Data in this exercise →
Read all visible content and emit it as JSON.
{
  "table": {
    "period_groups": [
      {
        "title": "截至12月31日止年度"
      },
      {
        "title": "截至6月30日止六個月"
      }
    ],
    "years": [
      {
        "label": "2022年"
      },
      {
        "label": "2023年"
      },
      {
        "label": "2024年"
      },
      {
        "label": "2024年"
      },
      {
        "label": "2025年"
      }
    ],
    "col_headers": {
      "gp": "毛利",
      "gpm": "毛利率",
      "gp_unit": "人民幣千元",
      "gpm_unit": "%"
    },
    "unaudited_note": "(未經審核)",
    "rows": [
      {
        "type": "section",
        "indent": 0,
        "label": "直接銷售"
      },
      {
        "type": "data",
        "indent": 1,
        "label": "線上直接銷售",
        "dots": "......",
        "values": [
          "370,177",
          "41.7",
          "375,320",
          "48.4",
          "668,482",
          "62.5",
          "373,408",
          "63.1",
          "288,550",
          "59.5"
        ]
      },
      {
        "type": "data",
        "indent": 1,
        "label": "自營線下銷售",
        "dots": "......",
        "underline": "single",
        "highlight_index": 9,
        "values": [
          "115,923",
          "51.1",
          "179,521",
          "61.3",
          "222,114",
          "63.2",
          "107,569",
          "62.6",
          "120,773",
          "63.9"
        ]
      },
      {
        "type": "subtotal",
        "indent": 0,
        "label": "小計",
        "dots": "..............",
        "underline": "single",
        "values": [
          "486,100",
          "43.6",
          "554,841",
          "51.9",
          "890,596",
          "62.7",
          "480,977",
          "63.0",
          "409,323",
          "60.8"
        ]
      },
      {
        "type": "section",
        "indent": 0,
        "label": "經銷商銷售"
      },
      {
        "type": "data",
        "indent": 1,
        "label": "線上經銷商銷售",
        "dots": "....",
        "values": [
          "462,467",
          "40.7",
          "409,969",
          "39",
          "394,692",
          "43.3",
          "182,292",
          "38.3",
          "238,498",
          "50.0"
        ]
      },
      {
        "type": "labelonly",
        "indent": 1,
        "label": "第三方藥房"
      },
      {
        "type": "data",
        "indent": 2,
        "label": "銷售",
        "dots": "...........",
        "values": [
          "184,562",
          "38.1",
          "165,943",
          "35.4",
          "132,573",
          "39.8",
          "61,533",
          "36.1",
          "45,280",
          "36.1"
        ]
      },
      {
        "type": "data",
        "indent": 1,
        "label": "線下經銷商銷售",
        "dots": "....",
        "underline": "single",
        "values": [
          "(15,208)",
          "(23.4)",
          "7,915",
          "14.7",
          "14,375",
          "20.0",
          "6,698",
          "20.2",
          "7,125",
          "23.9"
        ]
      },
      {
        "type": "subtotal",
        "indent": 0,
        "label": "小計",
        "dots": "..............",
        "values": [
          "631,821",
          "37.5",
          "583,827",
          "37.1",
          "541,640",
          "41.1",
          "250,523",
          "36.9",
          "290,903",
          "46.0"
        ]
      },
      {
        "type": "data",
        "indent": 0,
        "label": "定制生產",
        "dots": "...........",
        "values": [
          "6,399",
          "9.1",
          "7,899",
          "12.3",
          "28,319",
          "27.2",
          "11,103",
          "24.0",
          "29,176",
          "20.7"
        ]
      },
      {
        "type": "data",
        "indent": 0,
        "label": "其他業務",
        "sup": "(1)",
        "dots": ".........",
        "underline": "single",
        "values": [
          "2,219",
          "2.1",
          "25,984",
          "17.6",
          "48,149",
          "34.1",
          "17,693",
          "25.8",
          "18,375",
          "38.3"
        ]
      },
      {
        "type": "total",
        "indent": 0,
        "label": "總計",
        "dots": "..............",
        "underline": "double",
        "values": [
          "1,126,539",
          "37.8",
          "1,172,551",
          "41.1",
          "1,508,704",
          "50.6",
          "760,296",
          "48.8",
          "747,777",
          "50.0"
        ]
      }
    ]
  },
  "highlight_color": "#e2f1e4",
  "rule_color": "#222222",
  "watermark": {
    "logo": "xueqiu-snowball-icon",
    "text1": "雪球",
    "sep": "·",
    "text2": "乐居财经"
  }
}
==
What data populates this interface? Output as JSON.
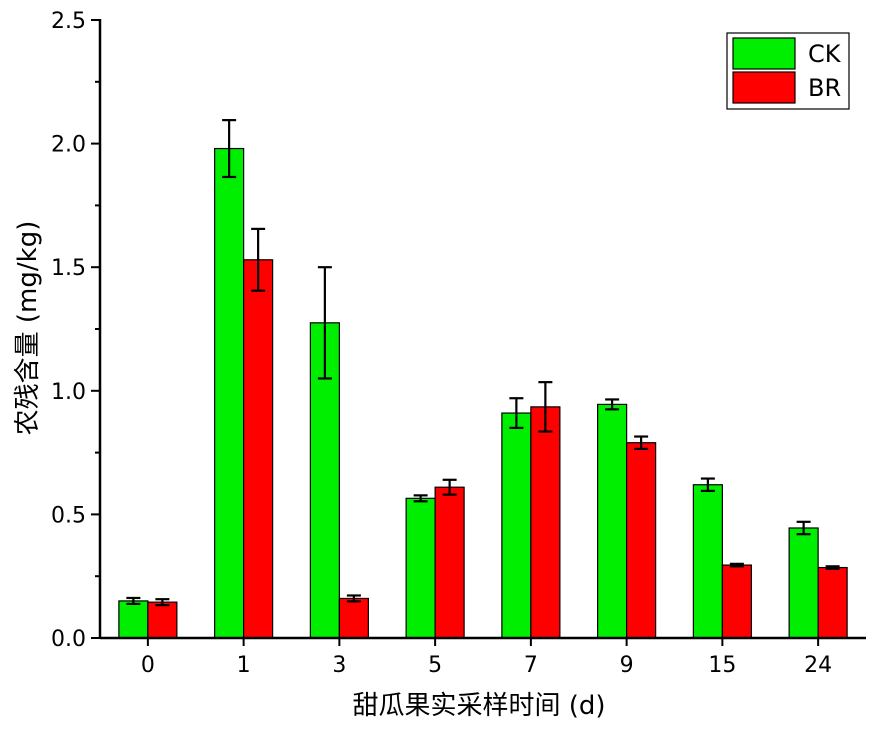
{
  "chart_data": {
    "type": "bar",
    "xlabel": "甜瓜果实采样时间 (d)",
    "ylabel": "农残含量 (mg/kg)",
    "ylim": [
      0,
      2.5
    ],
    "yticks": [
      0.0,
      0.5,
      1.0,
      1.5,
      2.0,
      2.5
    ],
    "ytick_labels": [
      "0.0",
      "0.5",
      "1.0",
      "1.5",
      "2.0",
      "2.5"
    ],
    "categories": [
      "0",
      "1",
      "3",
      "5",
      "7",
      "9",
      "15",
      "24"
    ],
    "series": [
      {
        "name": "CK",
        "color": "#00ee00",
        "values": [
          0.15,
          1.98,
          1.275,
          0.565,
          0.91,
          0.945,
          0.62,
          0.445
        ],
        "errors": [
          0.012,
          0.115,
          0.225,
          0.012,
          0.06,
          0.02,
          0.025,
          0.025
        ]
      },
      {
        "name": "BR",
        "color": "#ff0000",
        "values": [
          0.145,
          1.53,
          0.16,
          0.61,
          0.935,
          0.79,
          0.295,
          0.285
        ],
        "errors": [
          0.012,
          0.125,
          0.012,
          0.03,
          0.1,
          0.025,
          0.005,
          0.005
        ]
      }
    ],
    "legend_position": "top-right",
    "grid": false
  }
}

Exercise aim →
All lines above with "title" in them should be returned.

Solution →
        "title": "截至12月31日止年度"
        "title": "截至6月30日止六個月"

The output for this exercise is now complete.